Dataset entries
---+---
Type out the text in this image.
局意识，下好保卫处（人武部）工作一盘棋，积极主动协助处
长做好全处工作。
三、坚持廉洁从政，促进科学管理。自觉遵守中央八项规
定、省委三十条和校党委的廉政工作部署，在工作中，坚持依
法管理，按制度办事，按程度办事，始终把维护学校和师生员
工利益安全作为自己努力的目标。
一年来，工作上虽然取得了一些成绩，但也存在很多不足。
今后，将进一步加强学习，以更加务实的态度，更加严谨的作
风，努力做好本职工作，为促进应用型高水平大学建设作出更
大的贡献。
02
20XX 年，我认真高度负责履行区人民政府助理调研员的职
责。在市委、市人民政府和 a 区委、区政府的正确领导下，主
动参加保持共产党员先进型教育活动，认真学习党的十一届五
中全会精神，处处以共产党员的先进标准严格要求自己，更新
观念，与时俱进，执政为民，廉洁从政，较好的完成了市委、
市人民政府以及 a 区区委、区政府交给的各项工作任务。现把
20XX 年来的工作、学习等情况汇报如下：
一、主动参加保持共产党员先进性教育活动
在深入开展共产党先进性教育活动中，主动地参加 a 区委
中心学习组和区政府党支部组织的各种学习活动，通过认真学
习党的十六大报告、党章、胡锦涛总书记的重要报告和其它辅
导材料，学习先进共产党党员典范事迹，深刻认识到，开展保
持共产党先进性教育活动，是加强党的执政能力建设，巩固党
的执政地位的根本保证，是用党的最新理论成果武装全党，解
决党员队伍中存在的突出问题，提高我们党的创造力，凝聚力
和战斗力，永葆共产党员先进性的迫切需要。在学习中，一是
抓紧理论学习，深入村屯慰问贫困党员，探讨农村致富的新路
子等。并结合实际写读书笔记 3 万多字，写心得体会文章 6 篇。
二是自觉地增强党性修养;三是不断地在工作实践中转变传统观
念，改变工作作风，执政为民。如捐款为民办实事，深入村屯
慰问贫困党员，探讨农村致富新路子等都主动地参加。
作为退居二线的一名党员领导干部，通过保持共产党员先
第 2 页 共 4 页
---+---
SHORT PROBLEM:
Output all records verbatim.

OUTPUT OF THE EXERCISE:
Type out the text in this image.
局意识，下好保卫处（人武部）工作一盘棋，积极主动协助处
长做好全处工作。
三、坚持廉洁从政，促进科学管理。自觉遵守中央八项规
定、省委三十条和校党委的廉政工作部署，在工作中，坚持依
法管理，按制度办事，按程度办事，始终把维护学校和师生员
工利益安全作为自己努力的目标。
一年来，工作上虽然取得了一些成绩，但也存在很多不足。
今后，将进一步加强学习，以更加务实的态度，更加严谨的作
风，努力做好本职工作，为促进应用型高水平大学建设作出更
大的贡献。
02
20XX 年，我认真高度负责履行区人民政府助理调研员的职
责。在市委、市人民政府和 a 区委、区政府的正确领导下，主
动参加保持共产党员先进型教育活动，认真学习党的十一届五
中全会精神，处处以共产党员的先进标准严格要求自己，更新
观念，与时俱进，执政为民，廉洁从政，较好的完成了市委、
市人民政府以及 a 区区委、区政府交给的各项工作任务。现把
20XX 年来的工作、学习等情况汇报如下：
一、主动参加保持共产党员先进性教育活动
在深入开展共产党先进性教育活动中，主动地参加 a 区委
中心学习组和区政府党支部组织的各种学习活动，通过认真学
习党的十六大报告、党章、胡锦涛总书记的重要报告和其它辅
导材料，学习先进共产党党员典范事迹，深刻认识到，开展保
持共产党先进性教育活动，是加强党的执政能力建设，巩固党
的执政地位的根本保证，是用党的最新理论成果武装全党，解
决党员队伍中存在的突出问题，提高我们党的创造力，凝聚力
和战斗力，永葆共产党员先进性的迫切需要。在学习中，一是
抓紧理论学习，深入村屯慰问贫困党员，探讨农村致富的新路
子等。并结合实际写读书笔记 3 万多字，写心得体会文章 6 篇。
二是自觉地增强党性修养;三是不断地在工作实践中转变传统观
念，改变工作作风，执政为民。如捐款为民办实事，深入村屯
慰问贫困党员，探讨农村致富新路子等都主动地参加。
作为退居二线的一名党员领导干部，通过保持共产党员先
第 2 页 共 4 页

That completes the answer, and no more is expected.